Pull each line holding the word "Info" from the data.

----- RECORDS FOR THE EXERCISE -----

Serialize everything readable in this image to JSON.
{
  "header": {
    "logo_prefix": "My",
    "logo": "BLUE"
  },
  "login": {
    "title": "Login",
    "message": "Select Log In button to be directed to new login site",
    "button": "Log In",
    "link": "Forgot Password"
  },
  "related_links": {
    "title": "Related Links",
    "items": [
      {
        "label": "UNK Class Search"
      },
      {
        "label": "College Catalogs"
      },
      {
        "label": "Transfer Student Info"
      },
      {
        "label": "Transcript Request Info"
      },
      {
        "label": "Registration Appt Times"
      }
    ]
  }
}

-----

RESPONSE TO THIS TASK
        "label": "Transfer Student Info"
        "label": "Transcript Request Info"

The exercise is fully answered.